### Records to use
⁂

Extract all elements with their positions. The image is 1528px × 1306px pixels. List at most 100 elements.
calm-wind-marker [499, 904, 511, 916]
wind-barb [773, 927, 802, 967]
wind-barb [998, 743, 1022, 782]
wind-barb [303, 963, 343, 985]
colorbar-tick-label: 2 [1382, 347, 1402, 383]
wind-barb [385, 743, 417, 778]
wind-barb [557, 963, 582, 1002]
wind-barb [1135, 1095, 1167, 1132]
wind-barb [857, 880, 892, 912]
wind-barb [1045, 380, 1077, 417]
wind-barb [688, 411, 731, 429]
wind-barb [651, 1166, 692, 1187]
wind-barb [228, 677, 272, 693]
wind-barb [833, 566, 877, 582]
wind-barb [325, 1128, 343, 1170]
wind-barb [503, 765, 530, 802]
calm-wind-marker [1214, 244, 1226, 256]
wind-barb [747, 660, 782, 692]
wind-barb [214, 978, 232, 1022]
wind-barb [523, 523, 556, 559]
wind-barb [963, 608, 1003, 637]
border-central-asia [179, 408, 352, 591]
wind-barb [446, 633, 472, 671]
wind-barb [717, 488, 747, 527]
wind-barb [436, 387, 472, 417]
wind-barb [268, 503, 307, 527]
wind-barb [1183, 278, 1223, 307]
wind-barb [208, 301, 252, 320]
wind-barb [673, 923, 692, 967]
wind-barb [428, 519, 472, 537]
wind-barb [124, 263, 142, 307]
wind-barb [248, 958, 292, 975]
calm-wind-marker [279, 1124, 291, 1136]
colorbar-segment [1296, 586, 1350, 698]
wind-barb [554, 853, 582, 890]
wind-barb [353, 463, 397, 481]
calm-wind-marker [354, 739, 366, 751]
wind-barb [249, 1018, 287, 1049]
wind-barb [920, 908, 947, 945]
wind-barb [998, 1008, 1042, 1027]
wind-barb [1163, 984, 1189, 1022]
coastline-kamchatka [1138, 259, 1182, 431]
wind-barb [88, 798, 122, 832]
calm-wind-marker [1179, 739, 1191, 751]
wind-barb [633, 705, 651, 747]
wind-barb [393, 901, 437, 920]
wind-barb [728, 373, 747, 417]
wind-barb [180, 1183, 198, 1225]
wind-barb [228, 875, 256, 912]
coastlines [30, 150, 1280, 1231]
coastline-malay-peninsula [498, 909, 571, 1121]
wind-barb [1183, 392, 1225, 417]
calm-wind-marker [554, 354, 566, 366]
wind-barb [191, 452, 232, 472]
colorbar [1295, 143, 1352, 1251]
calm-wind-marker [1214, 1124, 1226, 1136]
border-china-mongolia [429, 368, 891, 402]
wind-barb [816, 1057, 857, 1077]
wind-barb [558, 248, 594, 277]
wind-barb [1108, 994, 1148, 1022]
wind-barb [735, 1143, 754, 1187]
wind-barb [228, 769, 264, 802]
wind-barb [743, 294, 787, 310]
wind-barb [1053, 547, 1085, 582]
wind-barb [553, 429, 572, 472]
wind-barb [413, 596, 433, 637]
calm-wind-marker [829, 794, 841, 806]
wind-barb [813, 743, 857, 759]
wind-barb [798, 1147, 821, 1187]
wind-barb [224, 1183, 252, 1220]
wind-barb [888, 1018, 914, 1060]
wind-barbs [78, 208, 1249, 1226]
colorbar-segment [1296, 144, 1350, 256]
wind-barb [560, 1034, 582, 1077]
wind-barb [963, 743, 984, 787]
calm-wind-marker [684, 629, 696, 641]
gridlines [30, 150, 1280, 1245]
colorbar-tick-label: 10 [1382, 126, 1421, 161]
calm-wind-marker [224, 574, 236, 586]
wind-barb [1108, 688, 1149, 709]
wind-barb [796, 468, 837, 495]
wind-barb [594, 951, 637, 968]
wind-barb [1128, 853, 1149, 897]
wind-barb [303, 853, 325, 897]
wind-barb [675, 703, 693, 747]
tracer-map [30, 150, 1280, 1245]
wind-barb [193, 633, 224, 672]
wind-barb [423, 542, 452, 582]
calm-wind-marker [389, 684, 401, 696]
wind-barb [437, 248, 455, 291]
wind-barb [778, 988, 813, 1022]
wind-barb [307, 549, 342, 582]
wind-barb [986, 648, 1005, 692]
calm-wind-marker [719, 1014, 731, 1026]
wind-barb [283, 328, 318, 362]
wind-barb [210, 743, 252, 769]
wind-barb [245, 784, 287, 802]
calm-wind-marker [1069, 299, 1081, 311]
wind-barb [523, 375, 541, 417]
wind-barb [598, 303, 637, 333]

⁂

### Prompt
Could you reproduce the data above in full, substituting "calm-station-marker" for every occurrence of "calm-wind-marker" and keeping everything else the same?

### Final result
Extract all elements with their positions. The image is 1528px × 1306px pixels. List at most 100 elements.
calm-station-marker [499, 904, 511, 916]
wind-barb [773, 927, 802, 967]
wind-barb [998, 743, 1022, 782]
wind-barb [303, 963, 343, 985]
colorbar-tick-label: 2 [1382, 347, 1402, 383]
wind-barb [385, 743, 417, 778]
wind-barb [557, 963, 582, 1002]
wind-barb [1135, 1095, 1167, 1132]
wind-barb [857, 880, 892, 912]
wind-barb [1045, 380, 1077, 417]
wind-barb [688, 411, 731, 429]
wind-barb [651, 1166, 692, 1187]
wind-barb [228, 677, 272, 693]
wind-barb [833, 566, 877, 582]
wind-barb [325, 1128, 343, 1170]
wind-barb [503, 765, 530, 802]
calm-station-marker [1214, 244, 1226, 256]
wind-barb [747, 660, 782, 692]
wind-barb [214, 978, 232, 1022]
wind-barb [523, 523, 556, 559]
wind-barb [963, 608, 1003, 637]
border-central-asia [179, 408, 352, 591]
wind-barb [446, 633, 472, 671]
wind-barb [717, 488, 747, 527]
wind-barb [436, 387, 472, 417]
wind-barb [268, 503, 307, 527]
wind-barb [1183, 278, 1223, 307]
wind-barb [208, 301, 252, 320]
wind-barb [673, 923, 692, 967]
wind-barb [428, 519, 472, 537]
wind-barb [124, 263, 142, 307]
wind-barb [248, 958, 292, 975]
calm-station-marker [279, 1124, 291, 1136]
colorbar-segment [1296, 586, 1350, 698]
wind-barb [554, 853, 582, 890]
wind-barb [353, 463, 397, 481]
calm-station-marker [354, 739, 366, 751]
wind-barb [249, 1018, 287, 1049]
wind-barb [920, 908, 947, 945]
wind-barb [998, 1008, 1042, 1027]
wind-barb [1163, 984, 1189, 1022]
coastline-kamchatka [1138, 259, 1182, 431]
wind-barb [88, 798, 122, 832]
calm-station-marker [1179, 739, 1191, 751]
wind-barb [633, 705, 651, 747]
wind-barb [393, 901, 437, 920]
wind-barb [728, 373, 747, 417]
wind-barb [180, 1183, 198, 1225]
wind-barb [228, 875, 256, 912]
coastlines [30, 150, 1280, 1231]
coastline-malay-peninsula [498, 909, 571, 1121]
wind-barb [1183, 392, 1225, 417]
calm-station-marker [554, 354, 566, 366]
wind-barb [191, 452, 232, 472]
colorbar [1295, 143, 1352, 1251]
calm-station-marker [1214, 1124, 1226, 1136]
border-china-mongolia [429, 368, 891, 402]
wind-barb [816, 1057, 857, 1077]
wind-barb [558, 248, 594, 277]
wind-barb [1108, 994, 1148, 1022]
wind-barb [735, 1143, 754, 1187]
wind-barb [228, 769, 264, 802]
wind-barb [743, 294, 787, 310]
wind-barb [1053, 547, 1085, 582]
wind-barb [553, 429, 572, 472]
wind-barb [413, 596, 433, 637]
calm-station-marker [829, 794, 841, 806]
wind-barb [813, 743, 857, 759]
wind-barb [798, 1147, 821, 1187]
wind-barb [224, 1183, 252, 1220]
wind-barb [888, 1018, 914, 1060]
wind-barbs [78, 208, 1249, 1226]
colorbar-segment [1296, 144, 1350, 256]
wind-barb [560, 1034, 582, 1077]
wind-barb [963, 743, 984, 787]
calm-station-marker [684, 629, 696, 641]
gridlines [30, 150, 1280, 1245]
colorbar-tick-label: 10 [1382, 126, 1421, 161]
calm-station-marker [224, 574, 236, 586]
wind-barb [1108, 688, 1149, 709]
wind-barb [796, 468, 837, 495]
wind-barb [594, 951, 637, 968]
wind-barb [1128, 853, 1149, 897]
wind-barb [303, 853, 325, 897]
wind-barb [675, 703, 693, 747]
tracer-map [30, 150, 1280, 1245]
wind-barb [193, 633, 224, 672]
wind-barb [423, 542, 452, 582]
calm-station-marker [389, 684, 401, 696]
wind-barb [437, 248, 455, 291]
wind-barb [778, 988, 813, 1022]
wind-barb [307, 549, 342, 582]
wind-barb [986, 648, 1005, 692]
calm-station-marker [719, 1014, 731, 1026]
wind-barb [283, 328, 318, 362]
wind-barb [210, 743, 252, 769]
wind-barb [245, 784, 287, 802]
calm-station-marker [1069, 299, 1081, 311]
wind-barb [523, 375, 541, 417]
wind-barb [598, 303, 637, 333]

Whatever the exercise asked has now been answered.